> _Directions_
Repeat the material below word for word and leave out all pictures.

* BEGIN Excerpted data *

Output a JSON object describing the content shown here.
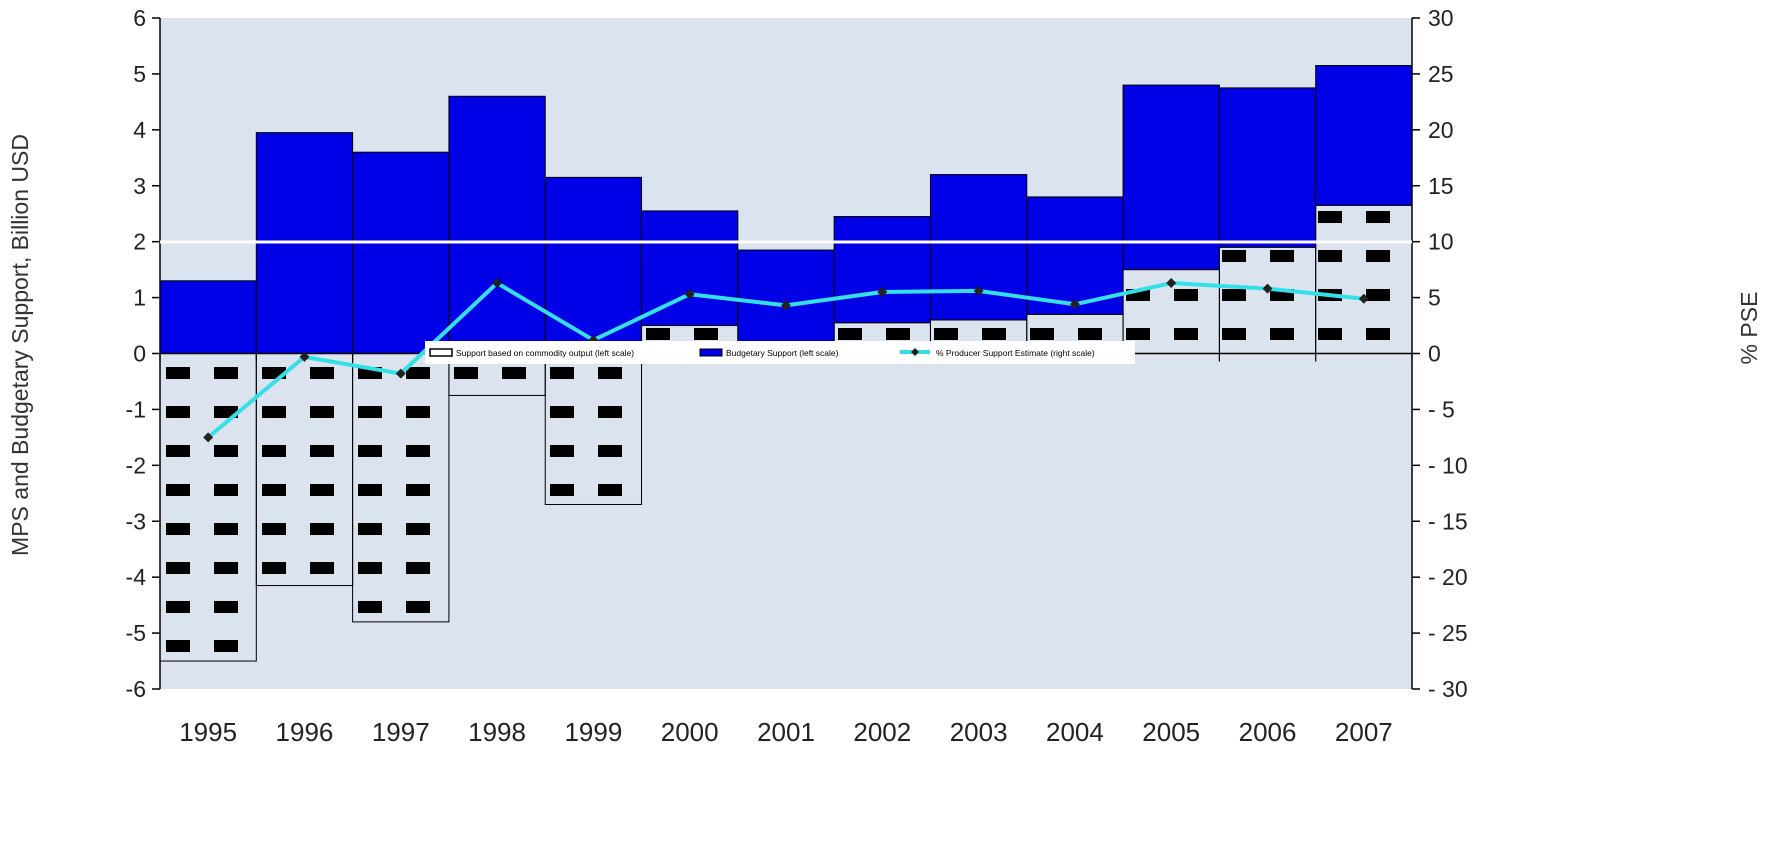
{
  "chart_data": {
    "type": "bar",
    "title": "",
    "ylabel": "MPS and Budgetary Support,  Billion USD",
    "y2label": "% PSE",
    "ylim": [
      -6,
      6
    ],
    "y2lim": [
      -30,
      30
    ],
    "yticks": [
      "6",
      "5",
      "4",
      "3",
      "2",
      "1",
      "0",
      "-1",
      "-2",
      "-3",
      "-4",
      "-5",
      "-6"
    ],
    "y2ticks": [
      "30",
      "25",
      "20",
      "15",
      "10",
      "5",
      "0",
      "- 5",
      "- 10",
      "- 15",
      "- 20",
      "- 25",
      "- 30"
    ],
    "categories": [
      "1995",
      "1996",
      "1997",
      "1998",
      "1999",
      "2000",
      "2001",
      "2002",
      "2003",
      "2004",
      "2005",
      "2006",
      "2007"
    ],
    "stacked": true,
    "grid": false,
    "legend_position": "center, just above the zero line",
    "series": [
      {
        "name": "Support based on commodity output (left scale)",
        "type": "bar",
        "axis": "left",
        "pattern": "black-dashes",
        "values": [
          -5.5,
          -4.15,
          -4.8,
          -0.75,
          -2.7,
          0.5,
          0.0,
          0.55,
          0.6,
          0.7,
          1.5,
          1.9,
          2.65
        ]
      },
      {
        "name": "Budgetary Support (left scale)",
        "type": "bar",
        "axis": "left",
        "color": "#0000e6",
        "values": [
          1.3,
          3.95,
          3.6,
          4.6,
          3.15,
          2.05,
          1.85,
          1.9,
          2.6,
          2.1,
          3.3,
          2.85,
          2.5
        ]
      },
      {
        "name": "% Producer Support Estimate (right scale)",
        "type": "line",
        "axis": "right",
        "color": "#33e0e8",
        "marker_color": "#222222",
        "values": [
          -7.5,
          -0.3,
          -1.8,
          6.3,
          1.2,
          5.3,
          4.3,
          5.5,
          5.6,
          4.4,
          6.3,
          5.8,
          4.9
        ]
      }
    ]
  }
}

* END Excerpted data *

> _Written answer_
Output a JSON object describing the content shown here.
{
  "chart_data": {
    "type": "bar",
    "title": "",
    "ylabel": "MPS and Budgetary Support,  Billion USD",
    "y2label": "% PSE",
    "ylim": [
      -6,
      6
    ],
    "y2lim": [
      -30,
      30
    ],
    "yticks": [
      "6",
      "5",
      "4",
      "3",
      "2",
      "1",
      "0",
      "-1",
      "-2",
      "-3",
      "-4",
      "-5",
      "-6"
    ],
    "y2ticks": [
      "30",
      "25",
      "20",
      "15",
      "10",
      "5",
      "0",
      "- 5",
      "- 10",
      "- 15",
      "- 20",
      "- 25",
      "- 30"
    ],
    "categories": [
      "1995",
      "1996",
      "1997",
      "1998",
      "1999",
      "2000",
      "2001",
      "2002",
      "2003",
      "2004",
      "2005",
      "2006",
      "2007"
    ],
    "stacked": true,
    "grid": false,
    "legend_position": "center, just above the zero line",
    "series": [
      {
        "name": "Support based on commodity output (left scale)",
        "type": "bar",
        "axis": "left",
        "pattern": "black-dashes",
        "values": [
          -5.5,
          -4.15,
          -4.8,
          -0.75,
          -2.7,
          0.5,
          0.0,
          0.55,
          0.6,
          0.7,
          1.5,
          1.9,
          2.65
        ]
      },
      {
        "name": "Budgetary Support (left scale)",
        "type": "bar",
        "axis": "left",
        "color": "#0000e6",
        "values": [
          1.3,
          3.95,
          3.6,
          4.6,
          3.15,
          2.05,
          1.85,
          1.9,
          2.6,
          2.1,
          3.3,
          2.85,
          2.5
        ]
      },
      {
        "name": "% Producer Support Estimate (right scale)",
        "type": "line",
        "axis": "right",
        "color": "#33e0e8",
        "marker_color": "#222222",
        "values": [
          -7.5,
          -0.3,
          -1.8,
          6.3,
          1.2,
          5.3,
          4.3,
          5.5,
          5.6,
          4.4,
          6.3,
          5.8,
          4.9
        ]
      }
    ]
  }
}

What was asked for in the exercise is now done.